[Data tied to figure images]
# # #

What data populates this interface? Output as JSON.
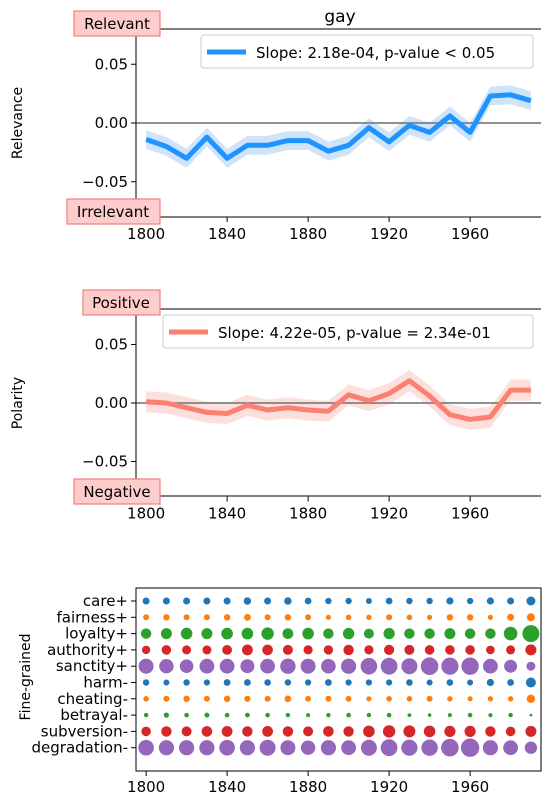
{
  "chart_data": [
    {
      "type": "line",
      "title": "gay",
      "ylabel": "Relevance",
      "top_tag": "Relevant",
      "bottom_tag": "Irrelevant",
      "ylim": [
        -0.08,
        0.08
      ],
      "xlim": [
        1795,
        1995
      ],
      "xticks": [
        "1800",
        "1840",
        "1880",
        "1920",
        "1960"
      ],
      "yticks": [
        "0.05",
        "0.00",
        "−0.05"
      ],
      "ytick_values": [
        0.05,
        0.0,
        -0.05
      ],
      "legend": "Slope: 2.18e-04, p-value < 0.05",
      "color": "#1f93ff",
      "band_color": "#cfe4fa",
      "x": [
        1800,
        1810,
        1820,
        1830,
        1840,
        1850,
        1860,
        1870,
        1880,
        1890,
        1900,
        1910,
        1920,
        1930,
        1940,
        1950,
        1960,
        1970,
        1980,
        1990
      ],
      "y": [
        -0.014,
        -0.02,
        -0.03,
        -0.012,
        -0.03,
        -0.019,
        -0.019,
        -0.015,
        -0.015,
        -0.024,
        -0.019,
        -0.004,
        -0.016,
        -0.002,
        -0.008,
        0.006,
        -0.008,
        0.023,
        0.024,
        0.019
      ],
      "band": 0.008
    },
    {
      "type": "line",
      "ylabel": "Polarity",
      "top_tag": "Positive",
      "bottom_tag": "Negative",
      "ylim": [
        -0.08,
        0.08
      ],
      "xlim": [
        1795,
        1995
      ],
      "xticks": [
        "1800",
        "1840",
        "1880",
        "1920",
        "1960"
      ],
      "yticks": [
        "0.05",
        "0.00",
        "−0.05"
      ],
      "ytick_values": [
        0.05,
        0.0,
        -0.05
      ],
      "legend": "Slope: 4.22e-05, p-value = 2.34e-01",
      "color": "#fa8072",
      "band_color": "#fde0dc",
      "x": [
        1800,
        1810,
        1820,
        1830,
        1840,
        1850,
        1860,
        1870,
        1880,
        1890,
        1900,
        1910,
        1920,
        1930,
        1940,
        1950,
        1960,
        1970,
        1980,
        1990
      ],
      "y": [
        0.001,
        0.0,
        -0.004,
        -0.008,
        -0.009,
        -0.002,
        -0.006,
        -0.004,
        -0.006,
        -0.007,
        0.007,
        0.002,
        0.008,
        0.019,
        0.006,
        -0.01,
        -0.014,
        -0.012,
        0.011,
        0.011
      ],
      "band": 0.009
    },
    {
      "type": "scatter",
      "ylabel": "Fine-grained",
      "xlim": [
        1795,
        1995
      ],
      "xticks": [
        "1800",
        "1840",
        "1880",
        "1920",
        "1960"
      ],
      "categories": [
        "care+",
        "fairness+",
        "loyalty+",
        "authority+",
        "sanctity+",
        "harm-",
        "cheating-",
        "betrayal-",
        "subversion-",
        "degradation-"
      ],
      "colors": [
        "#1f77b4",
        "#ff7f0e",
        "#2ca02c",
        "#d62728",
        "#9467bd",
        "#1f77b4",
        "#ff7f0e",
        "#2ca02c",
        "#d62728",
        "#9467bd"
      ],
      "x": [
        1800,
        1810,
        1820,
        1830,
        1840,
        1850,
        1860,
        1870,
        1880,
        1890,
        1900,
        1910,
        1920,
        1930,
        1940,
        1950,
        1960,
        1970,
        1980,
        1990
      ],
      "sizes": [
        [
          3.5,
          3.5,
          3.5,
          3.5,
          3.5,
          3.7,
          3.5,
          3.7,
          3.4,
          3.2,
          3.2,
          3.0,
          3.4,
          3.2,
          3.2,
          3.6,
          3.2,
          3.6,
          3.5,
          4.5
        ],
        [
          3.0,
          3.2,
          3.0,
          3.0,
          3.2,
          3.4,
          3.0,
          3.2,
          3.0,
          2.6,
          2.8,
          2.7,
          3.0,
          2.8,
          2.6,
          3.2,
          3.2,
          2.6,
          3.5,
          4.0
        ],
        [
          5.2,
          5.5,
          5.8,
          5.5,
          5.8,
          5.8,
          6.2,
          5.4,
          5.8,
          5.2,
          5.7,
          5.0,
          5.6,
          5.2,
          5.2,
          5.5,
          5.2,
          5.2,
          6.8,
          8.5
        ],
        [
          4.2,
          4.8,
          4.5,
          4.5,
          4.9,
          5.4,
          5.3,
          5.0,
          4.6,
          4.7,
          5.2,
          4.6,
          5.1,
          5.0,
          4.8,
          4.8,
          4.8,
          4.3,
          4.5,
          5.5
        ],
        [
          7.5,
          7.2,
          6.8,
          7.4,
          7.4,
          7.0,
          7.4,
          7.7,
          7.5,
          7.3,
          7.6,
          8.3,
          8.4,
          8.0,
          8.8,
          8.6,
          8.7,
          7.4,
          6.5,
          4.5
        ],
        [
          3.2,
          3.0,
          3.2,
          3.1,
          3.4,
          3.4,
          3.3,
          3.2,
          3.1,
          3.4,
          3.1,
          3.1,
          3.1,
          3.3,
          3.0,
          3.3,
          3.0,
          3.6,
          3.4,
          5.0
        ],
        [
          2.8,
          3.0,
          3.2,
          3.0,
          3.2,
          3.1,
          3.0,
          3.3,
          2.9,
          3.0,
          2.9,
          2.6,
          2.8,
          2.8,
          3.0,
          2.7,
          2.5,
          2.7,
          2.7,
          4.2
        ],
        [
          2.2,
          2.6,
          2.3,
          2.5,
          2.3,
          2.4,
          2.3,
          2.2,
          2.0,
          2.2,
          2.3,
          2.2,
          2.3,
          1.9,
          1.8,
          2.0,
          2.3,
          2.0,
          2.2,
          1.4
        ],
        [
          4.8,
          5.2,
          5.0,
          5.3,
          5.4,
          5.2,
          5.4,
          5.2,
          5.0,
          5.3,
          5.2,
          5.8,
          6.2,
          6.0,
          5.8,
          5.6,
          5.6,
          5.2,
          4.8,
          5.5
        ],
        [
          7.8,
          7.6,
          7.6,
          7.6,
          7.8,
          7.6,
          8.0,
          7.5,
          7.2,
          7.6,
          7.4,
          8.0,
          8.4,
          8.1,
          8.2,
          8.8,
          9.2,
          7.6,
          7.4,
          6.2
        ]
      ]
    }
  ]
}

# # #

**TASK DESCRIPTION**
Search the records for the word "legend" and copy every line where it occurs.

**SOLUTION FOR THIS TASK**
      "legend": "Slope: 2.18e-04, p-value < 0.05",
      "legend": "Slope: 4.22e-05, p-value = 2.34e-01",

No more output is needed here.